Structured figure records
++++++++++
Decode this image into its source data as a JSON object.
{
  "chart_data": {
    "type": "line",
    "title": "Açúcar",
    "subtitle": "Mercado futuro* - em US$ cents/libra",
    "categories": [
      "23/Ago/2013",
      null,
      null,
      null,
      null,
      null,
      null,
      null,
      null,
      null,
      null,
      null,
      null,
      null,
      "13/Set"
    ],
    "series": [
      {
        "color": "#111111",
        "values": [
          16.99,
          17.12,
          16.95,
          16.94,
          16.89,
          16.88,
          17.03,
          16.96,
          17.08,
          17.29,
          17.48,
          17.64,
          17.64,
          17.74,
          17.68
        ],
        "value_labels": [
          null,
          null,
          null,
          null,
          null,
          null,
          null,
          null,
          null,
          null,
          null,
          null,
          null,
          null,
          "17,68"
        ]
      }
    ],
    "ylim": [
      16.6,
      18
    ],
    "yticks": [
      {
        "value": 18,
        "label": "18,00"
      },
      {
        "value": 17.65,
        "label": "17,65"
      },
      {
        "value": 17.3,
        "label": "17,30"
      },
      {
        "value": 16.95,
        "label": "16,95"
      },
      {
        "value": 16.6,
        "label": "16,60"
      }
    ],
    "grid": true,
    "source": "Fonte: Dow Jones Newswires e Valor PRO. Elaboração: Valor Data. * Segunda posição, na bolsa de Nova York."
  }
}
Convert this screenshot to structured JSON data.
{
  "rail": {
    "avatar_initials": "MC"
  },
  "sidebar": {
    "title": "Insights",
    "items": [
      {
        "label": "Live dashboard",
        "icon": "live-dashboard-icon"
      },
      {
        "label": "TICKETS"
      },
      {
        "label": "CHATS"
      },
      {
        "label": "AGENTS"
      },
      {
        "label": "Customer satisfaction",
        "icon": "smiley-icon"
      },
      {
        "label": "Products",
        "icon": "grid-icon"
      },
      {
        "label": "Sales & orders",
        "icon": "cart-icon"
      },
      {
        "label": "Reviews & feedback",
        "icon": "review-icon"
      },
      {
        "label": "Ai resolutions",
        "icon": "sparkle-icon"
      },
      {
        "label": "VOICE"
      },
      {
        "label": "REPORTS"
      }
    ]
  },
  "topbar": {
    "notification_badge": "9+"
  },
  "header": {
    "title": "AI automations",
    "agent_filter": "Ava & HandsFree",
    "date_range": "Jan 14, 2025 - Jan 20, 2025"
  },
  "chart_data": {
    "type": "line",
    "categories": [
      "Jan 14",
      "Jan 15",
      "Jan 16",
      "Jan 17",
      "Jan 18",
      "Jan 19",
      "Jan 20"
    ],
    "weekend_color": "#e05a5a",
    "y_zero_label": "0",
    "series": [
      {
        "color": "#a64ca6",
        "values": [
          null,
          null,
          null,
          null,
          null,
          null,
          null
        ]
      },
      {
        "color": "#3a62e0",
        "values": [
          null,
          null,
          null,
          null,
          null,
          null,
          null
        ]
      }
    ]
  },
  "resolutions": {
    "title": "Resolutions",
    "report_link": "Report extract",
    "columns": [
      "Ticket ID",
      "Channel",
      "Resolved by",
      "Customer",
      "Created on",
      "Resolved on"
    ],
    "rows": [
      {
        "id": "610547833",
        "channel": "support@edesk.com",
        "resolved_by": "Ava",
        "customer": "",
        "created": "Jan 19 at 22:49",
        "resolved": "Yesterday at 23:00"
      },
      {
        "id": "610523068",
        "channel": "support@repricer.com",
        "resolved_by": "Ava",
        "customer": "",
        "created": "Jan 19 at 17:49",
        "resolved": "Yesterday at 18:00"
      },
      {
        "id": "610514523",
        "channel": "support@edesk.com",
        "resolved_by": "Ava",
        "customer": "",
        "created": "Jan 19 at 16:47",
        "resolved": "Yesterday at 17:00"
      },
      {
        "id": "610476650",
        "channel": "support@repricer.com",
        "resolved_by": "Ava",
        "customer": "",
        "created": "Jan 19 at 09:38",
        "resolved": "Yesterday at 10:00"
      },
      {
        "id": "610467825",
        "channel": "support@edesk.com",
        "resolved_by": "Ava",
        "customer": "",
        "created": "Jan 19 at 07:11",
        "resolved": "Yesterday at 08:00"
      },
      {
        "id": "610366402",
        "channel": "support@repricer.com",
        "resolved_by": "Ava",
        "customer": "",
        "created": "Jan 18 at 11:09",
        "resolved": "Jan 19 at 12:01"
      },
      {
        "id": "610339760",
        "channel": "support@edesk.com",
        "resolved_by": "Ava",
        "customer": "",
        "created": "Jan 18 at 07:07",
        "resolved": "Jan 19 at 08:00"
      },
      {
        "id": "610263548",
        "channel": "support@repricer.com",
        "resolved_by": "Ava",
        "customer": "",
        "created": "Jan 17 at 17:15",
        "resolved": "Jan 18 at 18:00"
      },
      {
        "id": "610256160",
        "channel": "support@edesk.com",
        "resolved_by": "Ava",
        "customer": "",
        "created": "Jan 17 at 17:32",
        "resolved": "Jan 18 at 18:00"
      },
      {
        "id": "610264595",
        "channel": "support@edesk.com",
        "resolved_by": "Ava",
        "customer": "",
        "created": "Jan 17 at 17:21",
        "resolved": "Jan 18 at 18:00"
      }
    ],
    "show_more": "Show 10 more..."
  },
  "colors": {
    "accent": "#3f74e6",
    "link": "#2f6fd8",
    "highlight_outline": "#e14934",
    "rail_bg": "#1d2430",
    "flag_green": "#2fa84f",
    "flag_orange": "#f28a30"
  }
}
++++++++++
From the entries above, extract every line where the word "this" appears.

Decode this image into its source data as a JSON object.
Convert this screenshot to structured JSON data.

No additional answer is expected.